#### [Data supplied]
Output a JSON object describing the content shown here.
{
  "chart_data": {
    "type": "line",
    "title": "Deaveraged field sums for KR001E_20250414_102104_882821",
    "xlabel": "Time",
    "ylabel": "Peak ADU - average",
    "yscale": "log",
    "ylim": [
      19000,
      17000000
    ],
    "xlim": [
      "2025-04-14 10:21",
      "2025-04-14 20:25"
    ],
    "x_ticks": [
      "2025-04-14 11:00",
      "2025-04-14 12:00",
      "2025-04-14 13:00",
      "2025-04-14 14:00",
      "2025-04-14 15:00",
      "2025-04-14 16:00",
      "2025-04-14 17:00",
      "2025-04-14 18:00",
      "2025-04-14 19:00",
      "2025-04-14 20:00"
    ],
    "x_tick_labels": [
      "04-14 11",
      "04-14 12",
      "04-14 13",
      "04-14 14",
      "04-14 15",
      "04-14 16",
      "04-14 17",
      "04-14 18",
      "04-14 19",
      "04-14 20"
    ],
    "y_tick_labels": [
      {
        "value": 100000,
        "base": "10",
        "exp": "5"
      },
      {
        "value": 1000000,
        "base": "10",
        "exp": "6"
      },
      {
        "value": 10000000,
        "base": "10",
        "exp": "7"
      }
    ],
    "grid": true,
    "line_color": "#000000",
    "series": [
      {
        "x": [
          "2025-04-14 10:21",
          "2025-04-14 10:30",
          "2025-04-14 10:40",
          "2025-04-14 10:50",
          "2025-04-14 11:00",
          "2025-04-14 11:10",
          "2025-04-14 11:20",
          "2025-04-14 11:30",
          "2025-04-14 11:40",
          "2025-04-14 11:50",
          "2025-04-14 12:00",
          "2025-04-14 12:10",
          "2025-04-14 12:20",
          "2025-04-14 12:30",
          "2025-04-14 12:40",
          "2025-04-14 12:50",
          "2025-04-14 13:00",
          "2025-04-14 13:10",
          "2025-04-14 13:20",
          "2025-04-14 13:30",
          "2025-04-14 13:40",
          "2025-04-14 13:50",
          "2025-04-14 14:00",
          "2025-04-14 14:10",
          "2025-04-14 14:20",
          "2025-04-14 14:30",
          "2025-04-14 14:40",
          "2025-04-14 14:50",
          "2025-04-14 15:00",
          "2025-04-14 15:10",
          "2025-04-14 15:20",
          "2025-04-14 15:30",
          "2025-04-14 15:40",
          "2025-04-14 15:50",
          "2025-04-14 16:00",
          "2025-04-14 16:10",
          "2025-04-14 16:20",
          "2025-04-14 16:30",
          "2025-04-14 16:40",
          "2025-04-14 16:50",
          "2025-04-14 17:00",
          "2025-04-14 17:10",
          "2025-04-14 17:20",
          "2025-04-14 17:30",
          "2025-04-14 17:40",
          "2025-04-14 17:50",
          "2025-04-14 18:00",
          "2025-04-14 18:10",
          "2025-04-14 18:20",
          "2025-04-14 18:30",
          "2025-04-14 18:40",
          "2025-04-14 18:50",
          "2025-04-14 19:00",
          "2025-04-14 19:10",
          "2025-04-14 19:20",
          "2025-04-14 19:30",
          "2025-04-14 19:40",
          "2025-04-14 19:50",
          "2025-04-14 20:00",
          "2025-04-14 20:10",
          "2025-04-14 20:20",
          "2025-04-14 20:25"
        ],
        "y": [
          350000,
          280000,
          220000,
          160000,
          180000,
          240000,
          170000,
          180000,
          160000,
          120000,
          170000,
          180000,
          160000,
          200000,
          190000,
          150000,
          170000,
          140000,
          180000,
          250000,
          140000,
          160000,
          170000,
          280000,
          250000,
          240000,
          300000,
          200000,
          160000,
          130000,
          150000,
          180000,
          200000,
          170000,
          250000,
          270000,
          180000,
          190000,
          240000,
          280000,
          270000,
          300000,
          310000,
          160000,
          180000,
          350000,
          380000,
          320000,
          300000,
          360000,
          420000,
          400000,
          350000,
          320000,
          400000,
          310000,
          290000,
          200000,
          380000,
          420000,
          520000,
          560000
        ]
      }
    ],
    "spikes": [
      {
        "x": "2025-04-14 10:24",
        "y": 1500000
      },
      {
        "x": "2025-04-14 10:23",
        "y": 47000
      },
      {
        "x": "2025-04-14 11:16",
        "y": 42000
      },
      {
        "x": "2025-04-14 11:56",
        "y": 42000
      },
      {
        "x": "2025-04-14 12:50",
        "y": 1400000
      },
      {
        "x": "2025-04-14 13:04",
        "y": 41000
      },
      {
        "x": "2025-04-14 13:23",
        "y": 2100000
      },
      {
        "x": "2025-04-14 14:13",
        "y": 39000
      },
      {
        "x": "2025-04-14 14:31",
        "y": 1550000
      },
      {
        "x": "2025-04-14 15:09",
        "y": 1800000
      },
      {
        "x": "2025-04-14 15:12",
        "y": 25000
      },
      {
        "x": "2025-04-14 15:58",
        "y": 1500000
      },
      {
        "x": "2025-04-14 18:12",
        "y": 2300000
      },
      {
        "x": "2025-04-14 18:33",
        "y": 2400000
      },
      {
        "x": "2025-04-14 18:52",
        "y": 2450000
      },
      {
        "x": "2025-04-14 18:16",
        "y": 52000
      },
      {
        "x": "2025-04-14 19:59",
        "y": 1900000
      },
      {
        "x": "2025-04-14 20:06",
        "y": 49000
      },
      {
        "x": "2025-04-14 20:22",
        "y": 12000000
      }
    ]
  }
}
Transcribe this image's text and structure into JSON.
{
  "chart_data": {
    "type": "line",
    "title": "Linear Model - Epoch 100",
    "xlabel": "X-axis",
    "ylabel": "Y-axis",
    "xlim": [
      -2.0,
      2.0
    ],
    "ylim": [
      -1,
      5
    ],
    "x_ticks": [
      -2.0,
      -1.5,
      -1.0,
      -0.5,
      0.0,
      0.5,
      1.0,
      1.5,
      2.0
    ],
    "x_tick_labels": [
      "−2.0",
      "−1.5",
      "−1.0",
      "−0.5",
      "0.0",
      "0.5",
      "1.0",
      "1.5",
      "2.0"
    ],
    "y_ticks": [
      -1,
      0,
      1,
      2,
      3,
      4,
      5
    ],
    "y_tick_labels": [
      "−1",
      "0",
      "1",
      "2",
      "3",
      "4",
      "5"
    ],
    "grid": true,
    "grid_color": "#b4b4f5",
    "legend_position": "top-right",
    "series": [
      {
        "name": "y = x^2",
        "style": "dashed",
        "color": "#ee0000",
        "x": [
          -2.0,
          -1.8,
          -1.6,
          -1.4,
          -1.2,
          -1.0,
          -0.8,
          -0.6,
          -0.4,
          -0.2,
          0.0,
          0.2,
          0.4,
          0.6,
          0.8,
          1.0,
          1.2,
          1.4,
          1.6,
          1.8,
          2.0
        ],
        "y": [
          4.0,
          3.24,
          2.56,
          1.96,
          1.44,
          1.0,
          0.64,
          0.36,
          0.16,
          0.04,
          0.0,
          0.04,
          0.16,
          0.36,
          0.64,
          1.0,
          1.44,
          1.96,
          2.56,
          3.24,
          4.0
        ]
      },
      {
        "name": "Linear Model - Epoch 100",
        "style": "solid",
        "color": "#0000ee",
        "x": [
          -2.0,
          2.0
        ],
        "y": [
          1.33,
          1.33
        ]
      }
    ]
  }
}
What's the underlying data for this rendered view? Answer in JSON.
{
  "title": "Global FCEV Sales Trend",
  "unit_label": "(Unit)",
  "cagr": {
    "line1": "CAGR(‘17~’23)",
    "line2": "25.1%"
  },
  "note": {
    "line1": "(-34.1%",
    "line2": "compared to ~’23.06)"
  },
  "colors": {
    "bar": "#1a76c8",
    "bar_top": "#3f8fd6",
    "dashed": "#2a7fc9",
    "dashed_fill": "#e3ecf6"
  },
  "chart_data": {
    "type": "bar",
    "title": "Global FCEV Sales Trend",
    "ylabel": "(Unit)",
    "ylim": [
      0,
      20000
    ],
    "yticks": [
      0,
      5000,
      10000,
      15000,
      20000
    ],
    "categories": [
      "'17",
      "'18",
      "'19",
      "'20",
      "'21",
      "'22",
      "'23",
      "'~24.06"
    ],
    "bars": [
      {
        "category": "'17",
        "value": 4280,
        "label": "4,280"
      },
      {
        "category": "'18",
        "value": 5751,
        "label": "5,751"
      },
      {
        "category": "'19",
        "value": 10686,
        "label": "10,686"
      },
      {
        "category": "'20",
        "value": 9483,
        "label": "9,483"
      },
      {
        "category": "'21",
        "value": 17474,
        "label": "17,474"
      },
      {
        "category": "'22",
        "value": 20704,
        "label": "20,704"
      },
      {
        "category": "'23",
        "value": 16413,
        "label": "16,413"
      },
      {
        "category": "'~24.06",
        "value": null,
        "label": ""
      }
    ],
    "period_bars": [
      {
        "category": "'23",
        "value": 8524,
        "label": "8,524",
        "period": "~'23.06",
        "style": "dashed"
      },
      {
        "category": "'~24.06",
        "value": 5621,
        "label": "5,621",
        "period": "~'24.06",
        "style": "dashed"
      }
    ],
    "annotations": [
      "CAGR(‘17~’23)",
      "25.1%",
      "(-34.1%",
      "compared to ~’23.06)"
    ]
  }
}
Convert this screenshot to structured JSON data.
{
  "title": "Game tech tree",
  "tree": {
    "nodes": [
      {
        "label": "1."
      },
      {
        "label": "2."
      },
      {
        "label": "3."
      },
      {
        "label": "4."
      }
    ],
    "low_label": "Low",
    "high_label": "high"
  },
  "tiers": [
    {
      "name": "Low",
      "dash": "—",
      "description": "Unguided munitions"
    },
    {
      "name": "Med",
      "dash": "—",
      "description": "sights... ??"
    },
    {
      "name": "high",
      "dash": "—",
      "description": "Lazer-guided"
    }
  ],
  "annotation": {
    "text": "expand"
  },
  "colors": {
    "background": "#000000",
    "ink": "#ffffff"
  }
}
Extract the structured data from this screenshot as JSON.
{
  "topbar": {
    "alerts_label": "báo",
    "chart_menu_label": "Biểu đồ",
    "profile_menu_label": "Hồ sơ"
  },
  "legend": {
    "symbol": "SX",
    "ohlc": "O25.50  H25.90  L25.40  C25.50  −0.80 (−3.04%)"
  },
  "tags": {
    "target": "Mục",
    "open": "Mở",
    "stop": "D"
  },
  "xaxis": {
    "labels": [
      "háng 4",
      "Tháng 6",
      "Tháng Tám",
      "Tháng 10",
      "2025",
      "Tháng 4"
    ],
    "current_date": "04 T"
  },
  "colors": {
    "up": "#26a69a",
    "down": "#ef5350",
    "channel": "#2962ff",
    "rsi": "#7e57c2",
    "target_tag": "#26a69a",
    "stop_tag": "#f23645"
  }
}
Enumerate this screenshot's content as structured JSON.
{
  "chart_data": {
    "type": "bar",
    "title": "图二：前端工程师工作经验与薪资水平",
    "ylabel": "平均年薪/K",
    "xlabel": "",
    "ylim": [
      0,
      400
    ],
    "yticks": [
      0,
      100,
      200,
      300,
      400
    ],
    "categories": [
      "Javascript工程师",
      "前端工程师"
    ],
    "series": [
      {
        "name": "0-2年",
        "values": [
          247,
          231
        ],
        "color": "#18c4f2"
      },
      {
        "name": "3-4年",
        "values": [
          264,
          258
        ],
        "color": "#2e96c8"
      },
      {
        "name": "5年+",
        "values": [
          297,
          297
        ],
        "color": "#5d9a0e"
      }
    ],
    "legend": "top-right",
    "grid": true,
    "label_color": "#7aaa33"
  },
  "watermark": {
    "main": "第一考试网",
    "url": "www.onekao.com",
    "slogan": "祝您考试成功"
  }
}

#### [What is needed]
In the entries above, locate every line with the word "FCEV" and copy it.

#### [Solution to this task]
  "title": "Global FCEV Sales Trend",
    "title": "Global FCEV Sales Trend",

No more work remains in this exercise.